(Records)
+--
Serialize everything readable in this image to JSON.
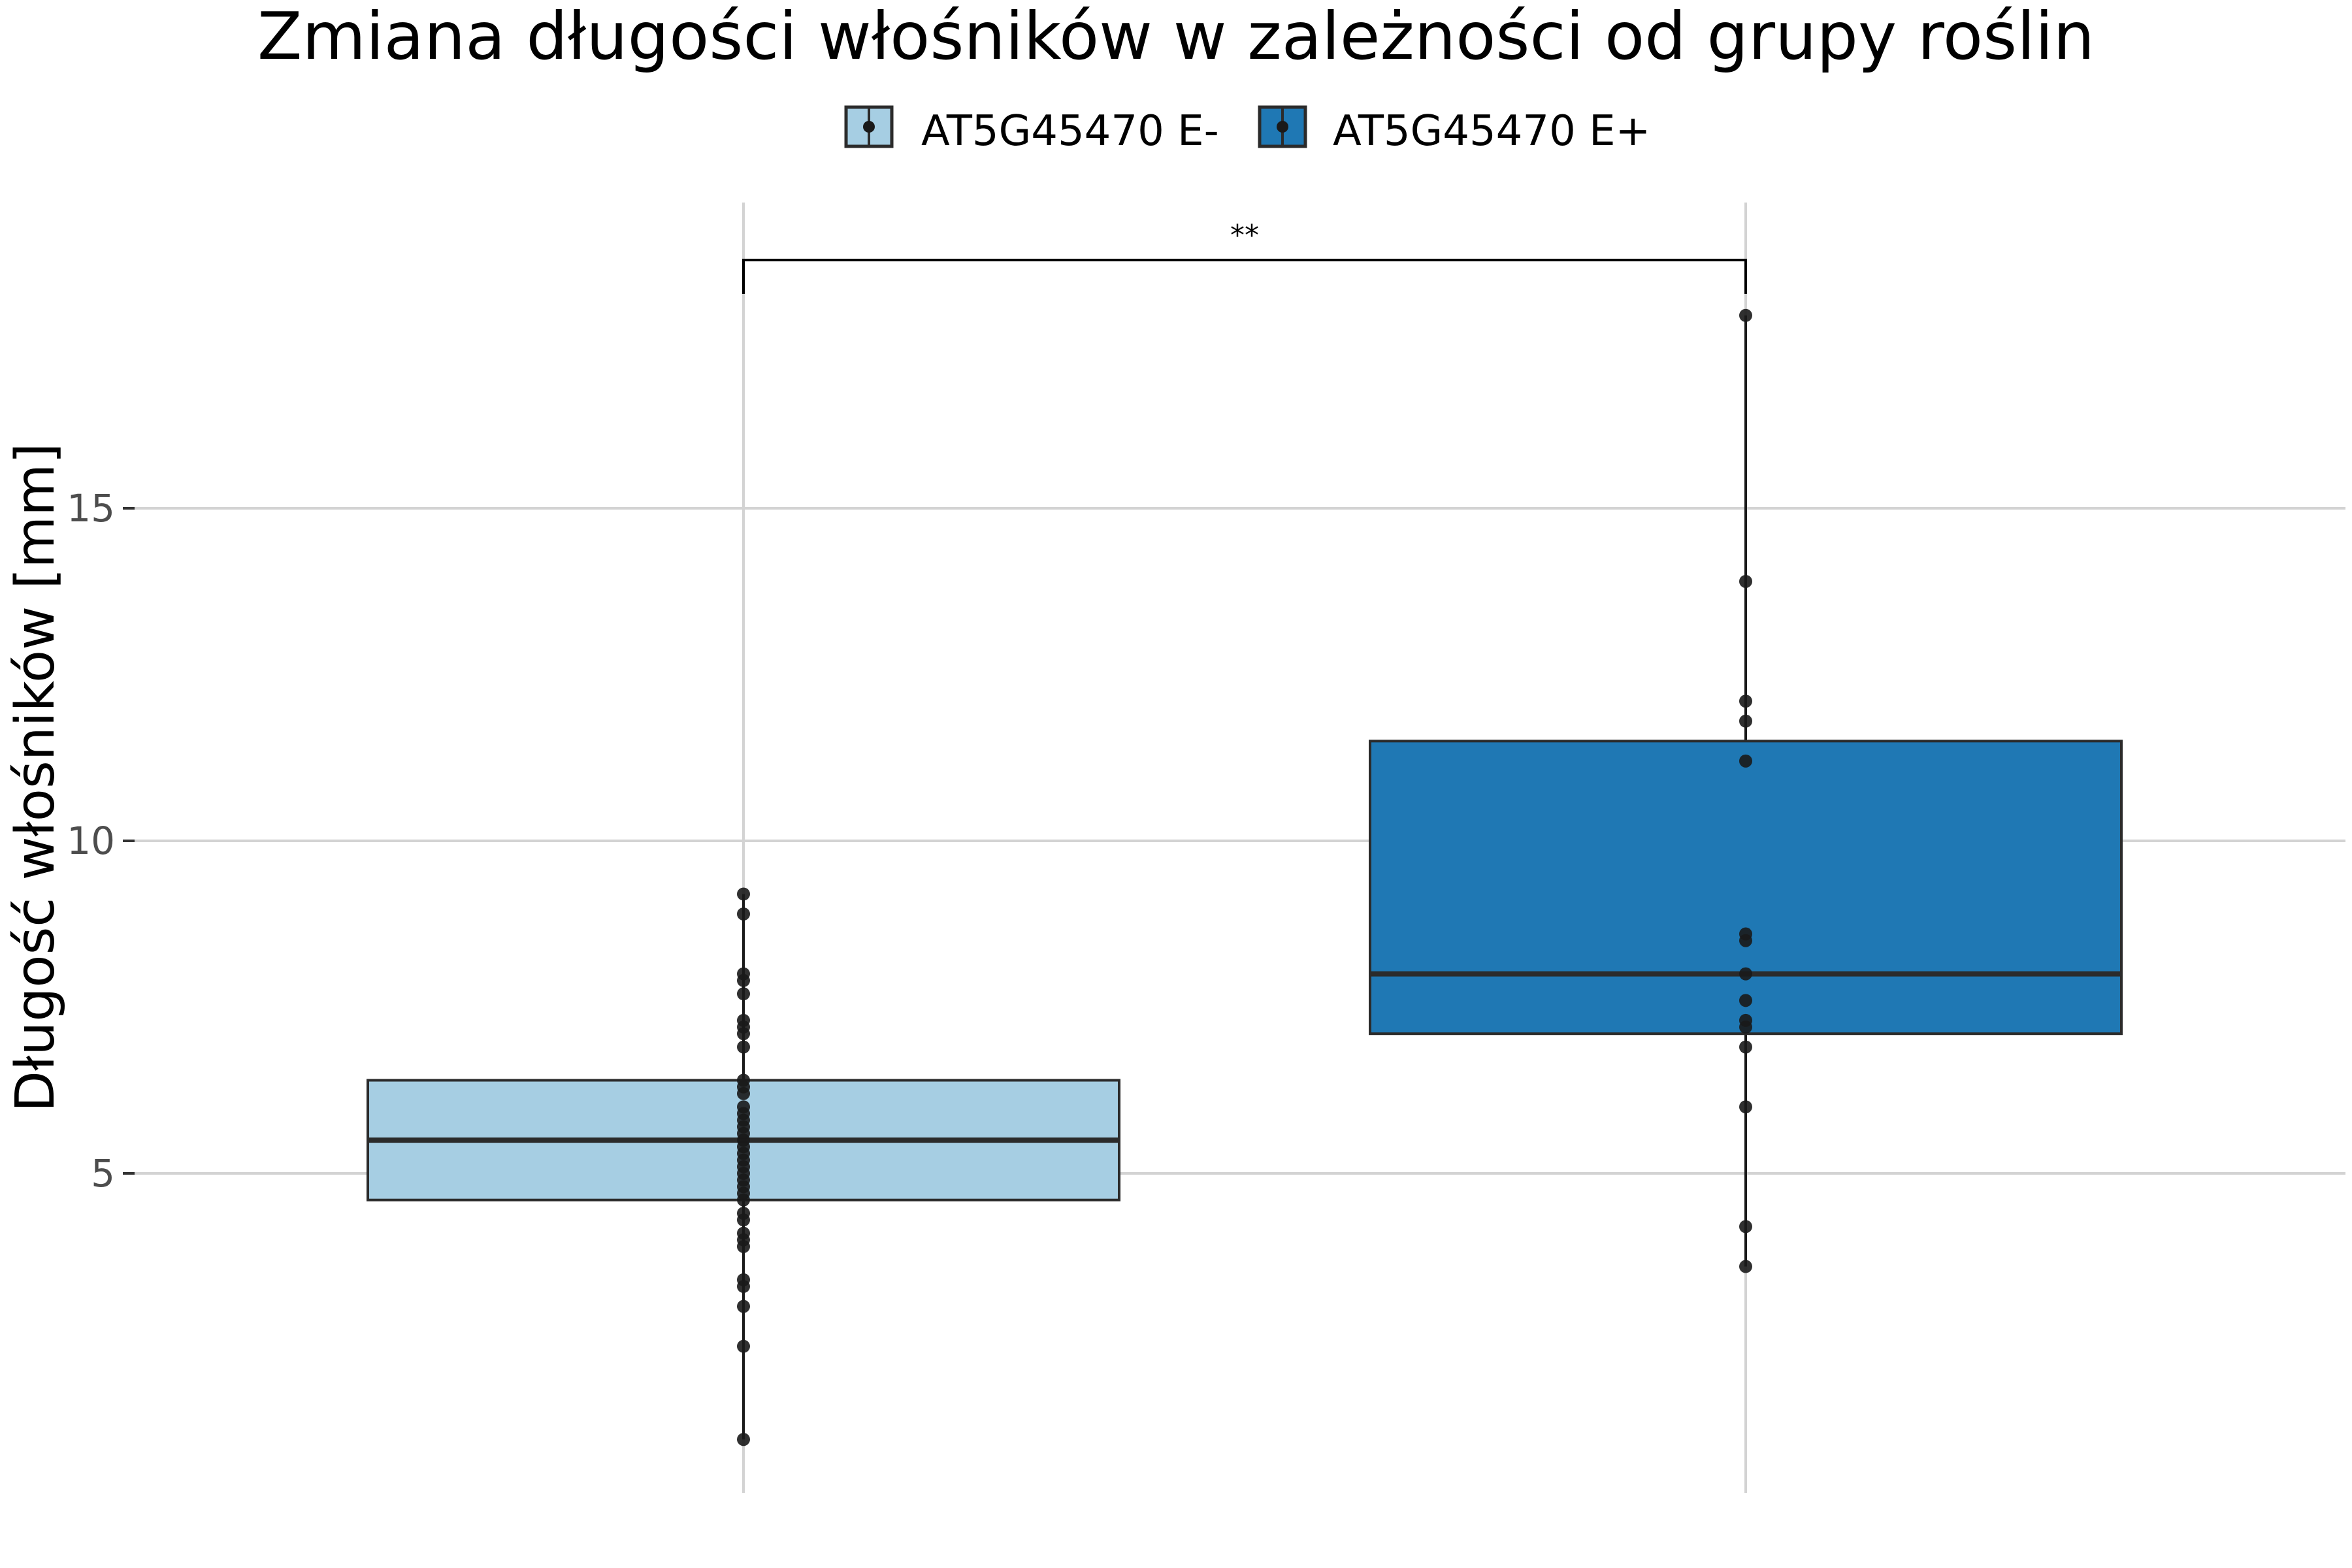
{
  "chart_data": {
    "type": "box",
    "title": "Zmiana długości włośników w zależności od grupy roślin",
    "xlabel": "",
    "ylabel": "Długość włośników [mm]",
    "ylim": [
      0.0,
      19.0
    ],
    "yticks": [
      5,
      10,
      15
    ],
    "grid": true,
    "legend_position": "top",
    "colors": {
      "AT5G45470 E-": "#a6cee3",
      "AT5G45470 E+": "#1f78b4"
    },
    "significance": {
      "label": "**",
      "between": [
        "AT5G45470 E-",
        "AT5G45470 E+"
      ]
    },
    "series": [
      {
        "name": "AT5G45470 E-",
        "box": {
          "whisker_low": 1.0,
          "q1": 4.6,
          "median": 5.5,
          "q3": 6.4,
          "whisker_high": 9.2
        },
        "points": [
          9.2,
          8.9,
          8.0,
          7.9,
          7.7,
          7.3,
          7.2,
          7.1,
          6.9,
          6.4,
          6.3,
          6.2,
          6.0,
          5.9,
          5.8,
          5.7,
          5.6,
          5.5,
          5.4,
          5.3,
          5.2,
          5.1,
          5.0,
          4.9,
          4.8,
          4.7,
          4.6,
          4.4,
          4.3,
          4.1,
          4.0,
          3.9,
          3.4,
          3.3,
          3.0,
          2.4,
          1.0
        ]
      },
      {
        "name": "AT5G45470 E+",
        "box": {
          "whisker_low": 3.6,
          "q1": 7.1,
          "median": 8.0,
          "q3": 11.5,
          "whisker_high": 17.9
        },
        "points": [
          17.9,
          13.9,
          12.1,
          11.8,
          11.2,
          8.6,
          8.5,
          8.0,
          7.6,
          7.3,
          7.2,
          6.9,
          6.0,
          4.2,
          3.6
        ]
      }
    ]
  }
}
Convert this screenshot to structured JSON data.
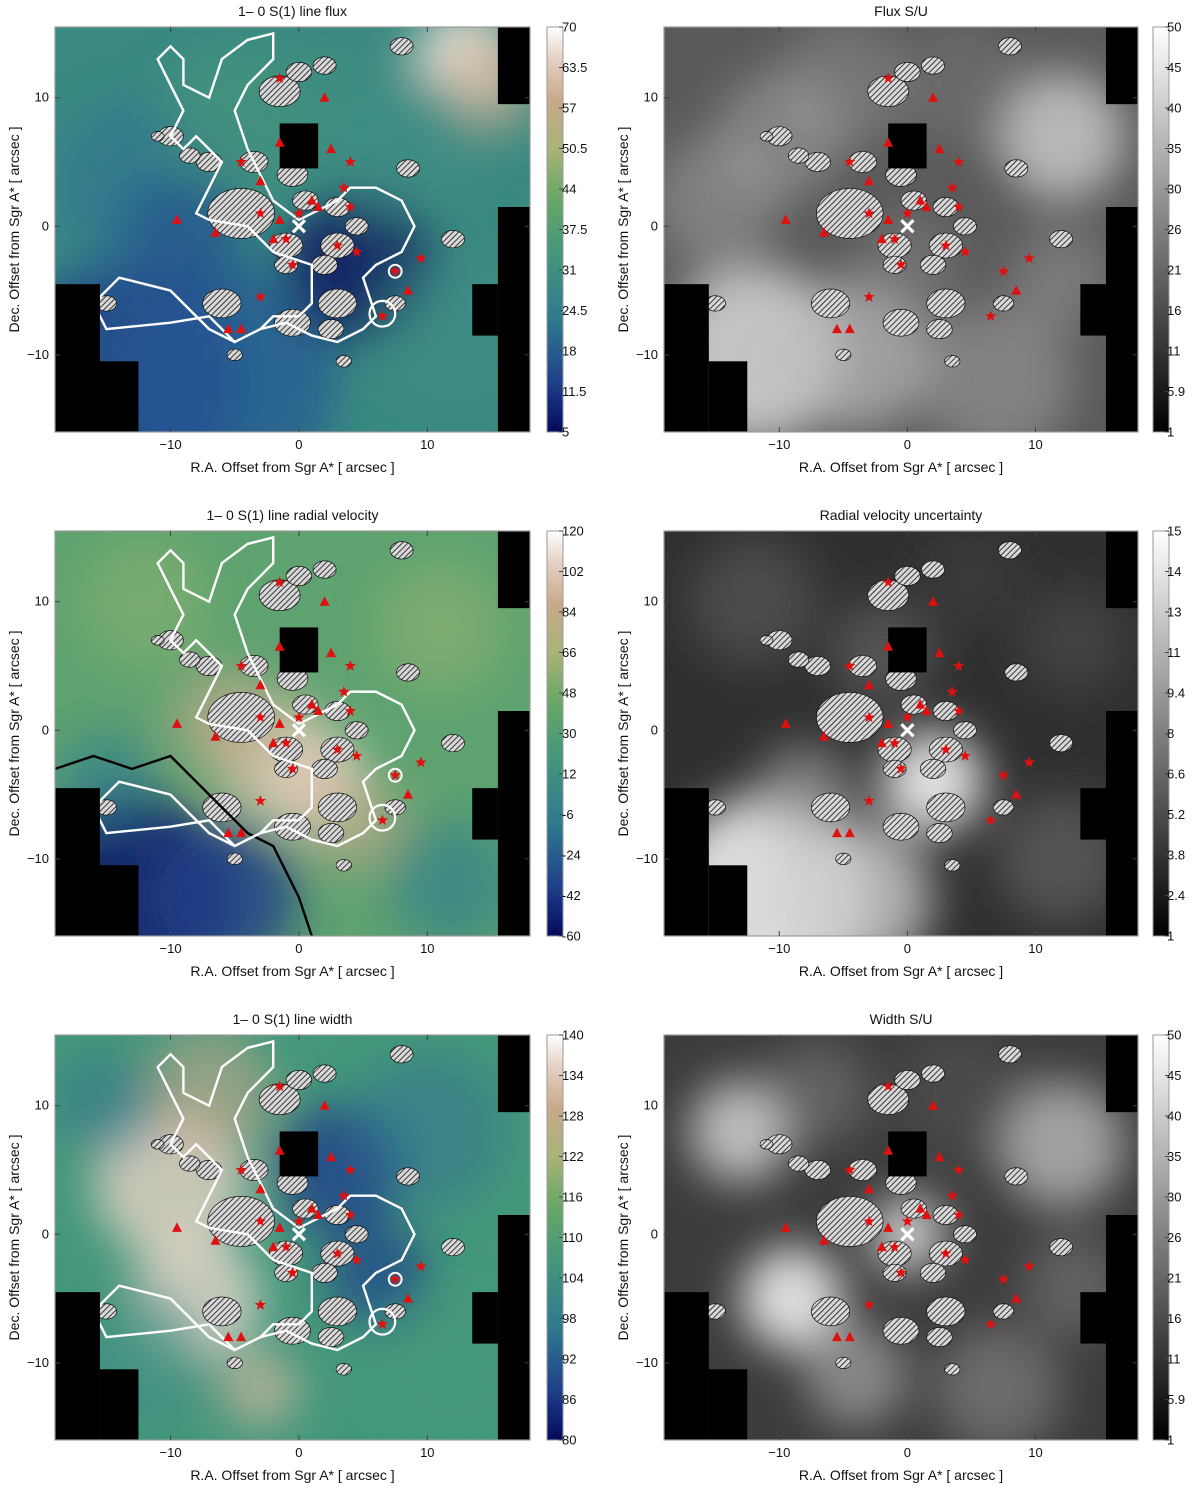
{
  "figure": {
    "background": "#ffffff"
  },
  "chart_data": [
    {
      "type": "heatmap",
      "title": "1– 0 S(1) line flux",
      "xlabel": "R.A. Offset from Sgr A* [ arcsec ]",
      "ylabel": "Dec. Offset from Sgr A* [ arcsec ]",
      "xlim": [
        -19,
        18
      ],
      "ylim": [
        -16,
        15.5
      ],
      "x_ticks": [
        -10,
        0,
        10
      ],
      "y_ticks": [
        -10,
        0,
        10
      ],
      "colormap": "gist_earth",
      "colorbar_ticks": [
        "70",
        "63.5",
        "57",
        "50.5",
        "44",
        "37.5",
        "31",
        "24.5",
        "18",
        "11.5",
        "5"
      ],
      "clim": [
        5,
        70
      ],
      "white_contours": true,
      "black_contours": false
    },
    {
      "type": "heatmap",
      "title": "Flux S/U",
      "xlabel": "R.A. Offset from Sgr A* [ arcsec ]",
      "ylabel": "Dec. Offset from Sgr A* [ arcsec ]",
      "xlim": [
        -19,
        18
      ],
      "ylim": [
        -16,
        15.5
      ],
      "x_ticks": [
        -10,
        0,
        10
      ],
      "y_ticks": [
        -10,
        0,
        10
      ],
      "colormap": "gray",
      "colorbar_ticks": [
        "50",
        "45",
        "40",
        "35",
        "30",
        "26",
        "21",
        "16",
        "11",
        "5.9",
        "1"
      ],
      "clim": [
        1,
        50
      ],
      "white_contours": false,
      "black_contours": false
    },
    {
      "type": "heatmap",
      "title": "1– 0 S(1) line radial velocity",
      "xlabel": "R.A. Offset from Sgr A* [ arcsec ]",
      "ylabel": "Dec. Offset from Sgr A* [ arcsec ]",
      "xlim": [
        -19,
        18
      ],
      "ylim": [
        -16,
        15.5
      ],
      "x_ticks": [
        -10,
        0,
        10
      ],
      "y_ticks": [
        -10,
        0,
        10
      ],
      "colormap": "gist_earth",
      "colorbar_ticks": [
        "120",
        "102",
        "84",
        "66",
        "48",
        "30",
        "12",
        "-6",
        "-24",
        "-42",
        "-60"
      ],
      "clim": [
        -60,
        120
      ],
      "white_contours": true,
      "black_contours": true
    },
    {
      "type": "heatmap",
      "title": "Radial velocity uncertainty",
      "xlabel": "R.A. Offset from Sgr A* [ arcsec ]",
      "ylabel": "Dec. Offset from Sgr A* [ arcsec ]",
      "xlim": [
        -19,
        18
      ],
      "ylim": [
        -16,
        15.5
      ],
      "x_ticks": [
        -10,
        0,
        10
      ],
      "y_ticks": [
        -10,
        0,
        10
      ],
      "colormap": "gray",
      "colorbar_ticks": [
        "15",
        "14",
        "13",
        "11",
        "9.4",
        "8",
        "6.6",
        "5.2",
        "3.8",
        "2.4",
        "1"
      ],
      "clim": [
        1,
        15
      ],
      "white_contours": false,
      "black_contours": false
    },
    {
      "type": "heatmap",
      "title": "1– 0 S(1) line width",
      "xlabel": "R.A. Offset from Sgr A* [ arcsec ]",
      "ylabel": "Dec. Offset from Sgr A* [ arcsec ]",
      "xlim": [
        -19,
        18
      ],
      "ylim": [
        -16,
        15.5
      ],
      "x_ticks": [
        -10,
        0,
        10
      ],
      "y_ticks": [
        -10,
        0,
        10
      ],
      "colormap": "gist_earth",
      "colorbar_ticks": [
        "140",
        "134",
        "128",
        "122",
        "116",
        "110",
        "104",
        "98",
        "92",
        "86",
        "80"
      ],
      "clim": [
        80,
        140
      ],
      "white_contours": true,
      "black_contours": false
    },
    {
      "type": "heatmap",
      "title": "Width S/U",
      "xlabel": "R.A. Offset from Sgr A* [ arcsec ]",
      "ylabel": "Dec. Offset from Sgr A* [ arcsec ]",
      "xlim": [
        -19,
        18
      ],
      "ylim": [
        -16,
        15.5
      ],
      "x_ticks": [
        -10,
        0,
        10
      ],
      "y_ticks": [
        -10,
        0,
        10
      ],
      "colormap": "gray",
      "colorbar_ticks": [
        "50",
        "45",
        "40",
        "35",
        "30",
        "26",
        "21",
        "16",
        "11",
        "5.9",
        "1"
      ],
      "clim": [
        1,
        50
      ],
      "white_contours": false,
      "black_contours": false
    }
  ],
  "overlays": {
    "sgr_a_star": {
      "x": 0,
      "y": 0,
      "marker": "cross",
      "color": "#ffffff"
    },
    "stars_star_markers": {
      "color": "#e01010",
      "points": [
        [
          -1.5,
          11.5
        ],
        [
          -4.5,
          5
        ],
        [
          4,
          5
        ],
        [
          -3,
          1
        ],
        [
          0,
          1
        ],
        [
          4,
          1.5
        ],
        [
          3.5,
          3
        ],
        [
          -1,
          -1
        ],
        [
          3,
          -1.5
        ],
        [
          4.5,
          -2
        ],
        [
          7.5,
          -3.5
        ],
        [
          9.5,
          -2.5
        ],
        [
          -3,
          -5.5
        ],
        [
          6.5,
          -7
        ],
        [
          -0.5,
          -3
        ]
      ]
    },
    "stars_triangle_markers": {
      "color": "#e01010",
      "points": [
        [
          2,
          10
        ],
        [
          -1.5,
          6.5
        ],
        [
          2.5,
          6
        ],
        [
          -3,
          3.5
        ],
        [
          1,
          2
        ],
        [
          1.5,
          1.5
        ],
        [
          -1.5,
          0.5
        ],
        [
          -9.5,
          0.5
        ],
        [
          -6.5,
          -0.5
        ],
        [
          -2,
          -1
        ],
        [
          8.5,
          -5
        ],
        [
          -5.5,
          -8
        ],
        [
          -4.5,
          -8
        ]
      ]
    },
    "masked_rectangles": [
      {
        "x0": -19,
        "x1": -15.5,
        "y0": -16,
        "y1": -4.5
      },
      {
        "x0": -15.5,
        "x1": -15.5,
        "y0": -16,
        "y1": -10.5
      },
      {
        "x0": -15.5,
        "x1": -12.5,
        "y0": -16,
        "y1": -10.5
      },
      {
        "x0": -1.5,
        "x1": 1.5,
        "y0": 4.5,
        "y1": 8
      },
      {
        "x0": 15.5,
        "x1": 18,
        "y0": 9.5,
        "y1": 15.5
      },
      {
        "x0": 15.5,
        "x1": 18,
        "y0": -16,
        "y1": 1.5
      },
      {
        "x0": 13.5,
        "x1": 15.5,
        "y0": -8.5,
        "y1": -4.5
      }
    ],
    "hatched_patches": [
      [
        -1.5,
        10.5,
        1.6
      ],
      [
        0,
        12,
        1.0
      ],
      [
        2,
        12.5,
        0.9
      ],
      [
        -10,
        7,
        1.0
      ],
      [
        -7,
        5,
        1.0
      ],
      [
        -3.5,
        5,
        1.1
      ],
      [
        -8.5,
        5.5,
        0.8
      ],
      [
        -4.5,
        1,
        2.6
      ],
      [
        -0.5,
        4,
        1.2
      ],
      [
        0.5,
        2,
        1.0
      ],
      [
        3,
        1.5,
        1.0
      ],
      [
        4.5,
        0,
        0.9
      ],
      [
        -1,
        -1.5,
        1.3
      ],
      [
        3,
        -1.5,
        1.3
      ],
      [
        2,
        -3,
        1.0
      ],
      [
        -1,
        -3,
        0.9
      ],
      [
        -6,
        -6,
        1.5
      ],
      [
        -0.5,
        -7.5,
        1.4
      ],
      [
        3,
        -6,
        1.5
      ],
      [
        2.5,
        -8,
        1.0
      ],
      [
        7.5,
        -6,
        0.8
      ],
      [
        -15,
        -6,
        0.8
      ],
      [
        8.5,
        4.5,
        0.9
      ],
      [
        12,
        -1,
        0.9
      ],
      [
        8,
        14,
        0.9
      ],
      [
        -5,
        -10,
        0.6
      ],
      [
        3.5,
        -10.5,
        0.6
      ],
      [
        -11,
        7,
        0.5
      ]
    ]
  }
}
+--
> Task details
Using the entries above, return each line in which the word "title" occurs.

> Solution to the problem
    "title": "Zmiana długości włośników w zależności od grupy roślin",
      "title": "1– 0 S(1) line flux",
      "title": "Flux S/U",
      "title": "1– 0 S(1) line radial velocity",
      "title": "Radial velocity uncertainty",
      "title": "1– 0 S(1) line width",
      "title": "Width S/U",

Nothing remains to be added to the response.